*** Dataset extract ***

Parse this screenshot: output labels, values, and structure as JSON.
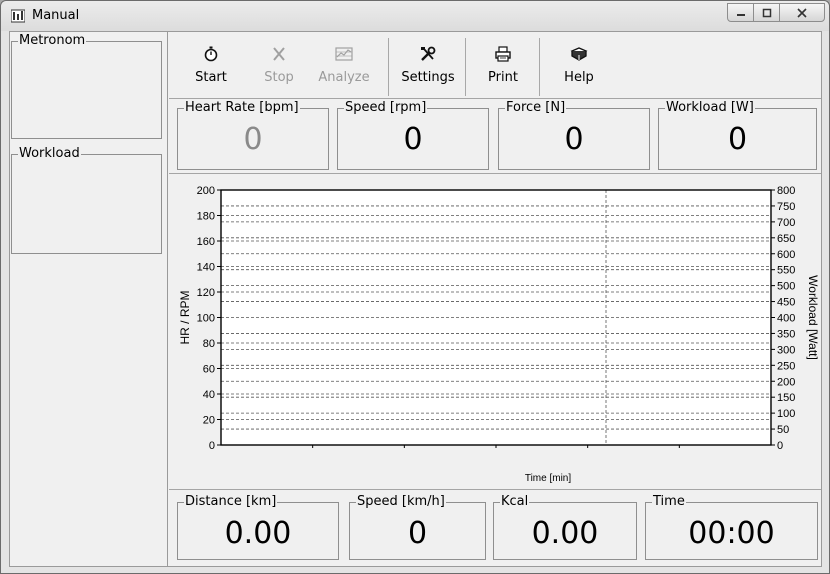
{
  "window": {
    "title": "Manual"
  },
  "left_panel": {
    "metronom_label": "Metronom",
    "workload_label": "Workload"
  },
  "toolbar": {
    "start": "Start",
    "stop": "Stop",
    "analyze": "Analyze",
    "settings": "Settings",
    "print": "Print",
    "help": "Help"
  },
  "readouts_top": [
    {
      "label": "Heart Rate [bpm]",
      "value": "0"
    },
    {
      "label": "Speed [rpm]",
      "value": "0"
    },
    {
      "label": "Force [N]",
      "value": "0"
    },
    {
      "label": "Workload [W]",
      "value": "0"
    }
  ],
  "readouts_bottom": [
    {
      "label": "Distance [km]",
      "value": "0.00"
    },
    {
      "label": "Speed [km/h]",
      "value": "0"
    },
    {
      "label": "Kcal",
      "value": "0.00"
    },
    {
      "label": "Time",
      "value": "00:00"
    }
  ],
  "chart_data": {
    "type": "line",
    "xlabel": "Time [min]",
    "ylabel": "HR / RPM",
    "y2label": "Workload [Watt]",
    "ylim": [
      0,
      200
    ],
    "y2lim": [
      0,
      800
    ],
    "yticks": [
      "0",
      "20",
      "40",
      "60",
      "80",
      "100",
      "120",
      "140",
      "160",
      "180",
      "200"
    ],
    "y2ticks": [
      "0",
      "50",
      "100",
      "150",
      "200",
      "250",
      "300",
      "350",
      "400",
      "450",
      "500",
      "550",
      "600",
      "650",
      "700",
      "750",
      "800"
    ],
    "series": []
  }
}
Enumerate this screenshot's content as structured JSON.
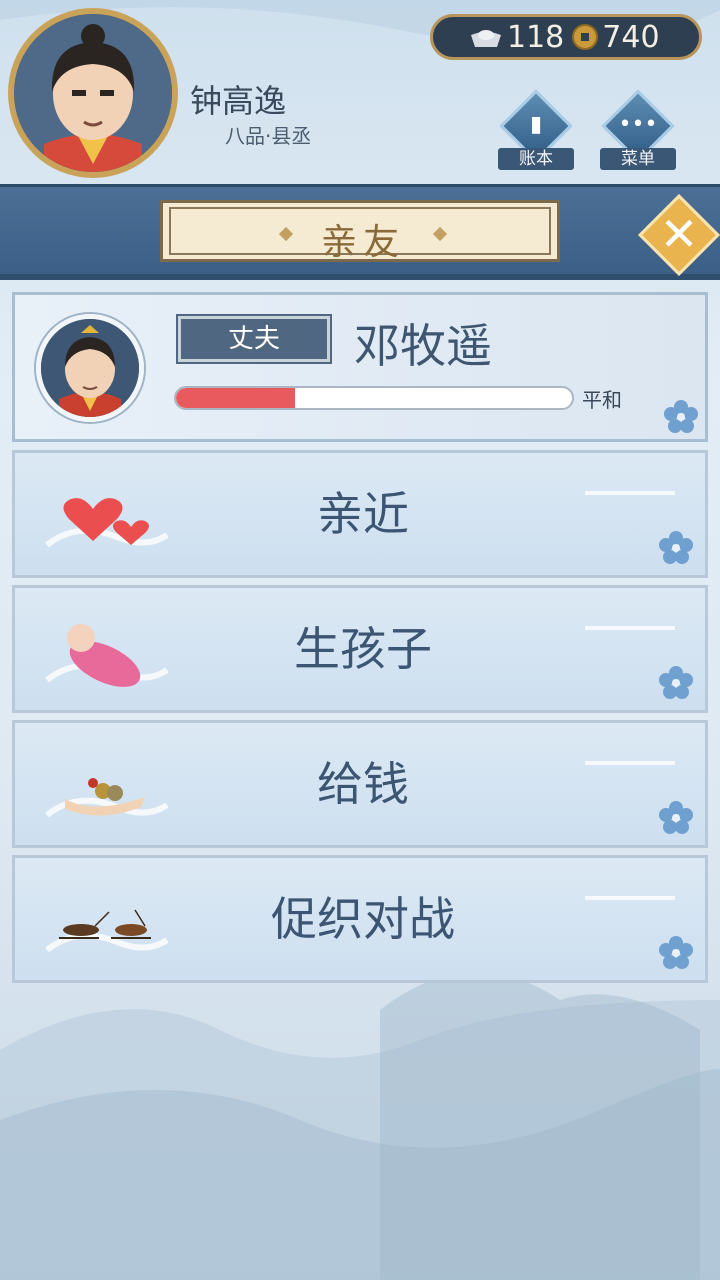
{
  "player": {
    "name": "钟高逸",
    "rank": "八品·县丞"
  },
  "currency": {
    "silver": "118",
    "copper": "740"
  },
  "buttons": {
    "ledger": "账本",
    "menu": "菜单"
  },
  "title": "亲友",
  "spouse": {
    "role": "丈夫",
    "name": "邓牧遥",
    "mood_label": "平和",
    "mood_fraction": 0.3
  },
  "actions": [
    {
      "label": "亲近",
      "icon": "hearts-icon"
    },
    {
      "label": "生孩子",
      "icon": "baby-icon"
    },
    {
      "label": "给钱",
      "icon": "coins-hand-icon"
    },
    {
      "label": "促织对战",
      "icon": "crickets-icon"
    }
  ],
  "colors": {
    "accent": "#e85a5e",
    "panel": "#3b5f86",
    "gold": "#e9b44d"
  }
}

***

Copy exactly the lines from the one containing "Enumerate this screenshot's" through the final line of the records above, both included, and leave out any pictures.

Enumerate this screenshot's content as structured JSON.
{
  "player": {
    "name": "钟高逸",
    "rank": "八品·县丞"
  },
  "currency": {
    "silver": "118",
    "copper": "740"
  },
  "buttons": {
    "ledger": "账本",
    "menu": "菜单"
  },
  "title": "亲友",
  "spouse": {
    "role": "丈夫",
    "name": "邓牧遥",
    "mood_label": "平和",
    "mood_fraction": 0.3
  },
  "actions": [
    {
      "label": "亲近",
      "icon": "hearts-icon"
    },
    {
      "label": "生孩子",
      "icon": "baby-icon"
    },
    {
      "label": "给钱",
      "icon": "coins-hand-icon"
    },
    {
      "label": "促织对战",
      "icon": "crickets-icon"
    }
  ],
  "colors": {
    "accent": "#e85a5e",
    "panel": "#3b5f86",
    "gold": "#e9b44d"
  }
}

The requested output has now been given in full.